═══ Information supplied

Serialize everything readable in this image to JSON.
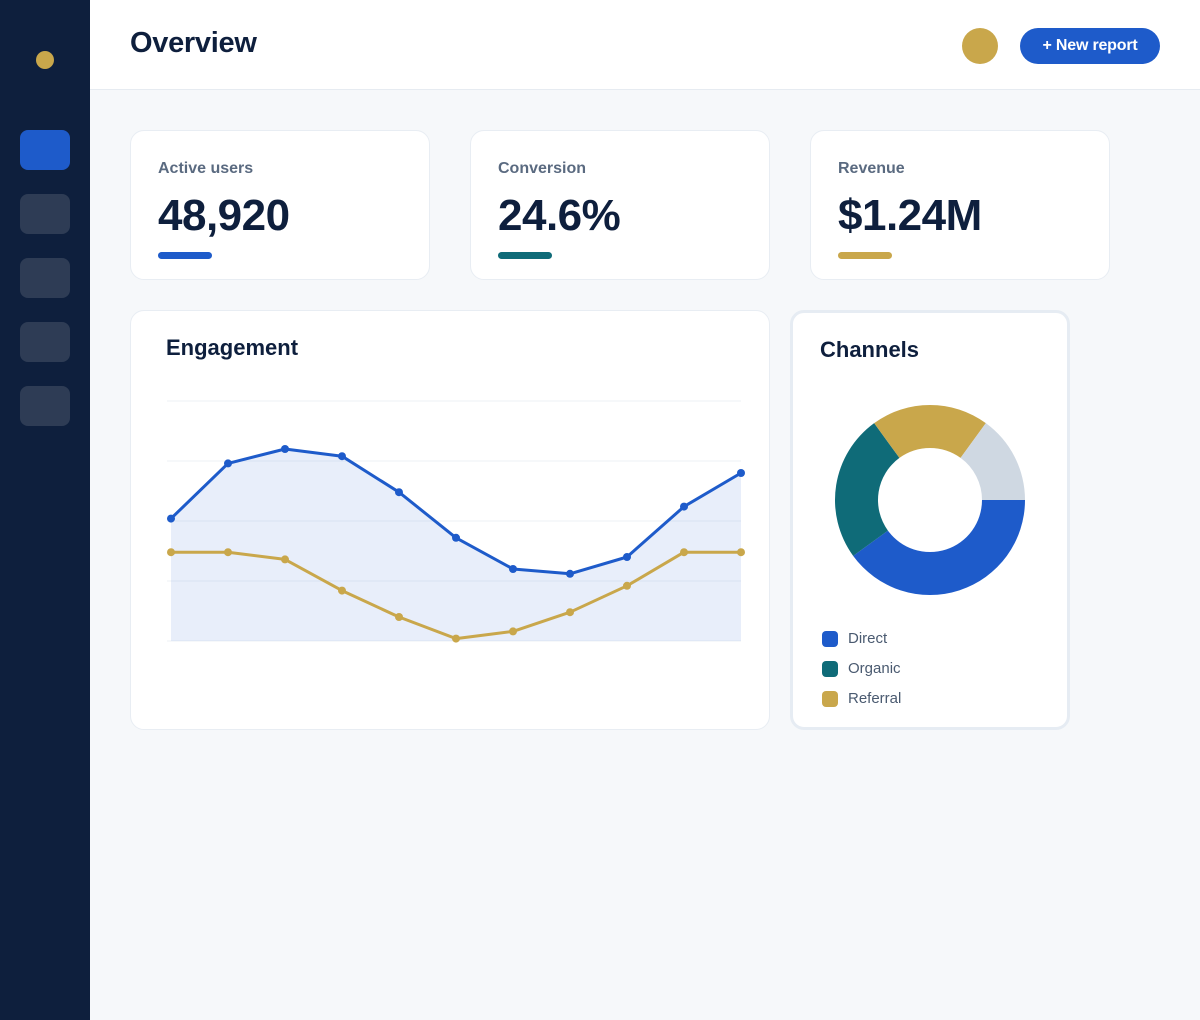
{
  "sidebar": {
    "nav_items": [
      {
        "icon": "dashboard-icon",
        "active": true
      },
      {
        "icon": "nav-item-icon",
        "active": false
      },
      {
        "icon": "nav-item-icon",
        "active": false
      },
      {
        "icon": "nav-item-icon",
        "active": false
      },
      {
        "icon": "nav-item-icon",
        "active": false
      }
    ]
  },
  "header": {
    "title": "Overview",
    "new_report_label": "+ New report"
  },
  "kpis": [
    {
      "label": "Active users",
      "value": "48,920",
      "accent": "#1e5bca"
    },
    {
      "label": "Conversion",
      "value": "24.6%",
      "accent": "#0f6b78"
    },
    {
      "label": "Revenue",
      "value": "$1.24M",
      "accent": "#c9a74b"
    }
  ],
  "colors": {
    "brand_blue": "#1e5bca",
    "teal": "#0f6b78",
    "gold": "#c9a74b",
    "sidebar_bg": "#0e1f3d",
    "light_gray": "#cfd8e2"
  },
  "engagement": {
    "title": "Engagement"
  },
  "channels": {
    "title": "Channels",
    "legend": [
      {
        "label": "Direct",
        "color": "#1e5bca"
      },
      {
        "label": "Organic",
        "color": "#0f6b78"
      },
      {
        "label": "Referral",
        "color": "#c9a74b"
      }
    ]
  },
  "chart_data": [
    {
      "type": "line",
      "title": "Engagement",
      "x": [
        1,
        2,
        3,
        4,
        5,
        6,
        7,
        8,
        9,
        10,
        11
      ],
      "ylim": [
        0,
        100
      ],
      "grid": true,
      "series": [
        {
          "color": "#1e5bca",
          "filled": true,
          "values": [
            51,
            74,
            80,
            77,
            62,
            43,
            30,
            28,
            35,
            56,
            70
          ]
        },
        {
          "color": "#c9a74b",
          "filled": false,
          "values": [
            37,
            37,
            34,
            21,
            10,
            1,
            4,
            12,
            23,
            37,
            37
          ]
        }
      ]
    },
    {
      "type": "pie",
      "title": "Channels",
      "donut": true,
      "slices": [
        {
          "label": "Direct",
          "value": 40,
          "color": "#1e5bca"
        },
        {
          "label": "Organic",
          "value": 25,
          "color": "#0f6b78"
        },
        {
          "label": "Referral",
          "value": 20,
          "color": "#c9a74b"
        },
        {
          "label": "",
          "value": 15,
          "color": "#cfd8e2"
        }
      ]
    }
  ]
}
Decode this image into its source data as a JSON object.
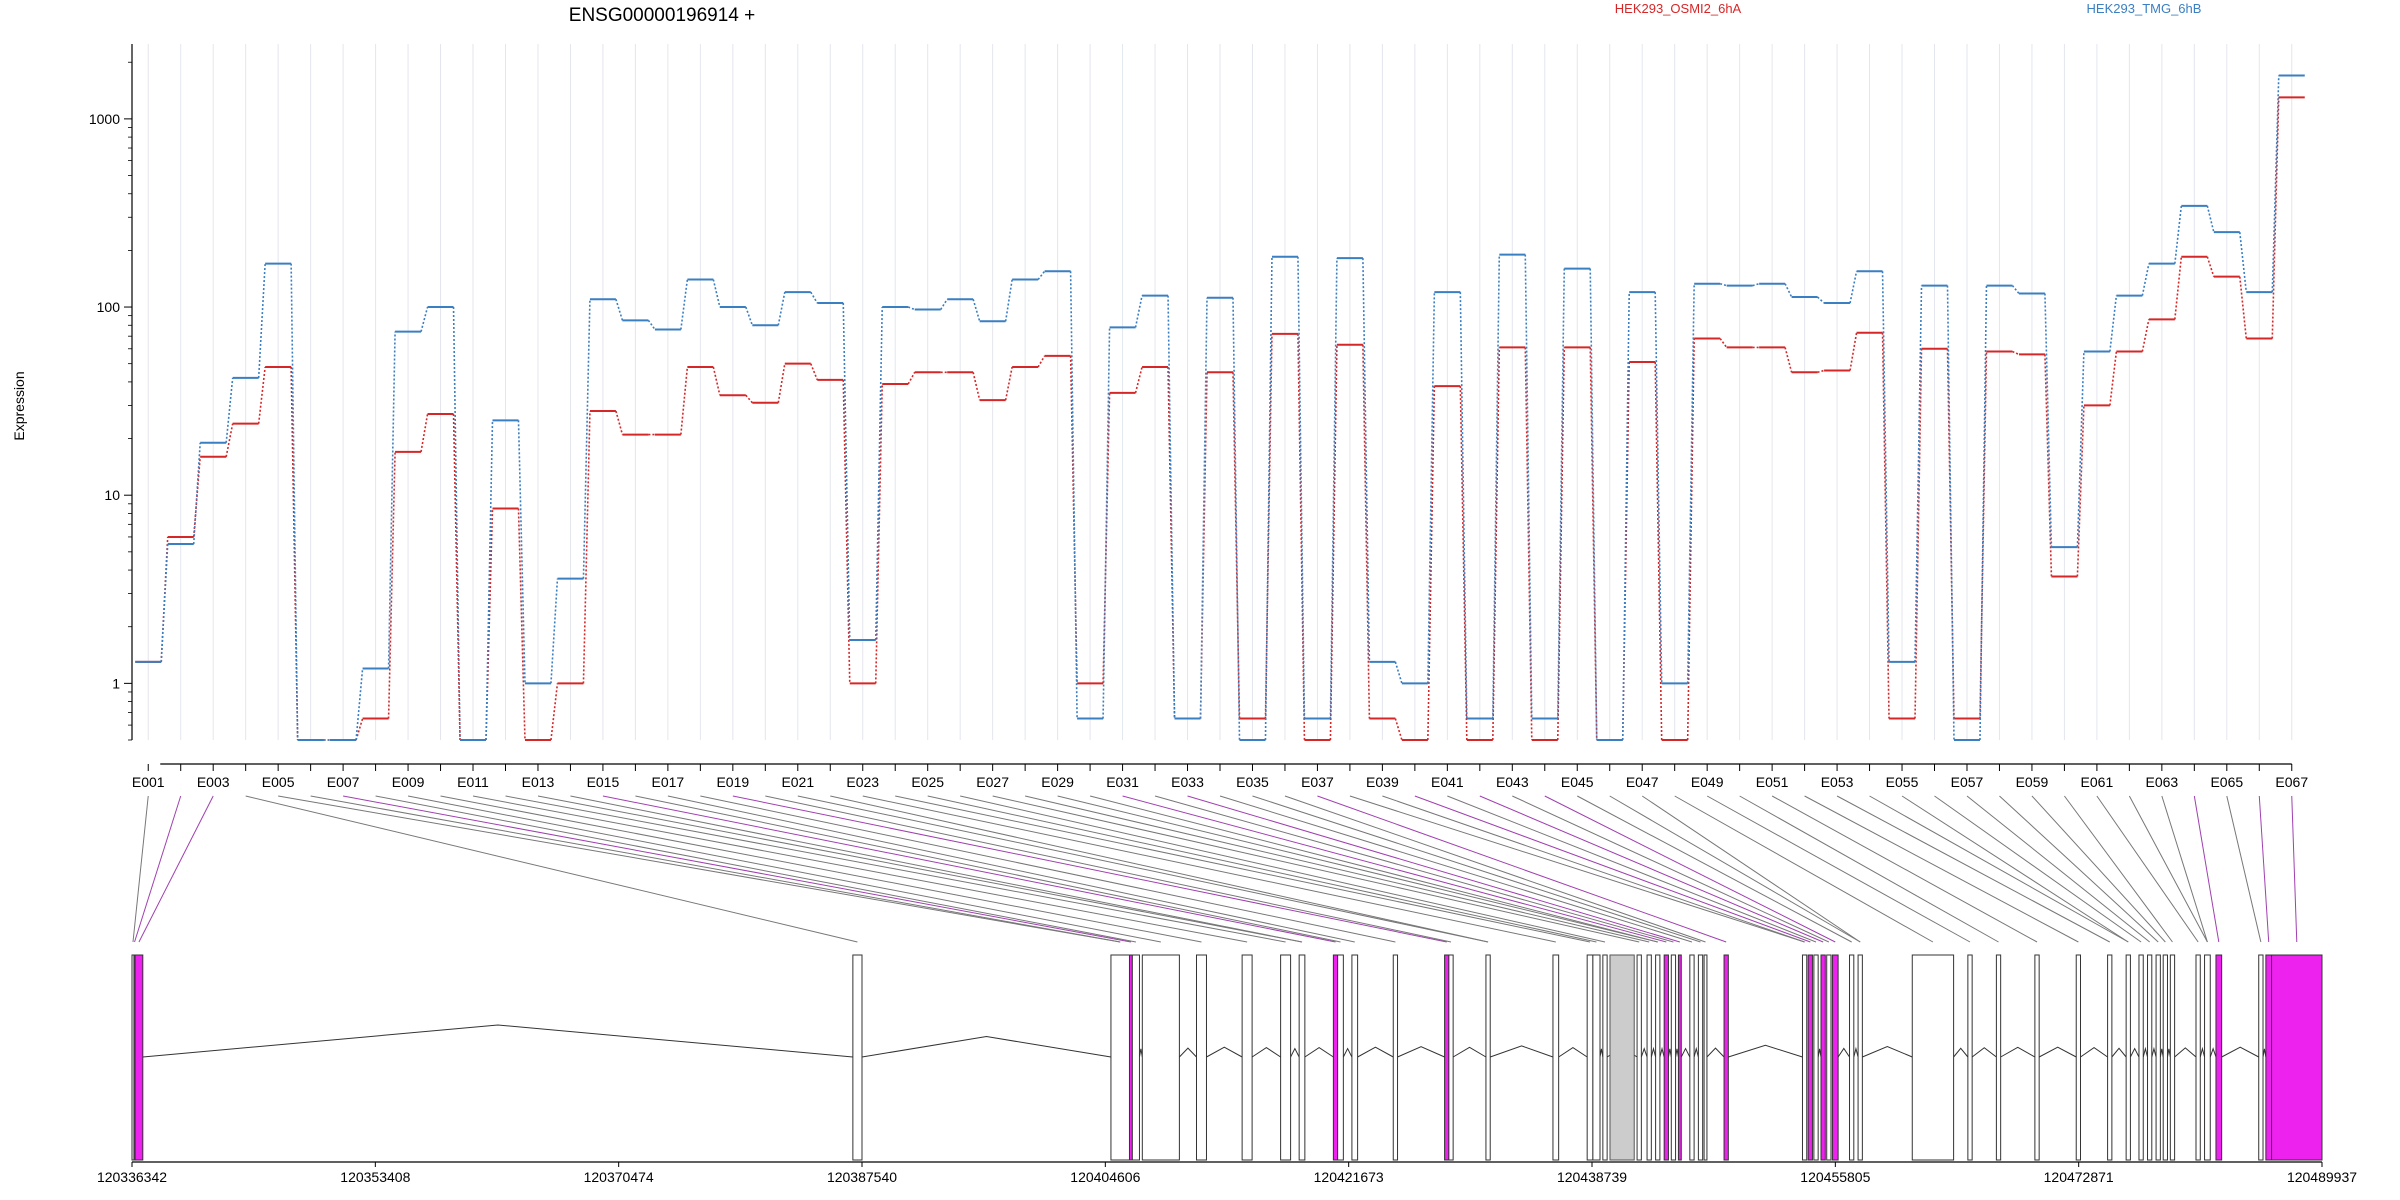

══════

Return each line in the records that holds the string "this".

Serialize everything readable in this image to JSON.
Decode this image into its source data as a JSON object.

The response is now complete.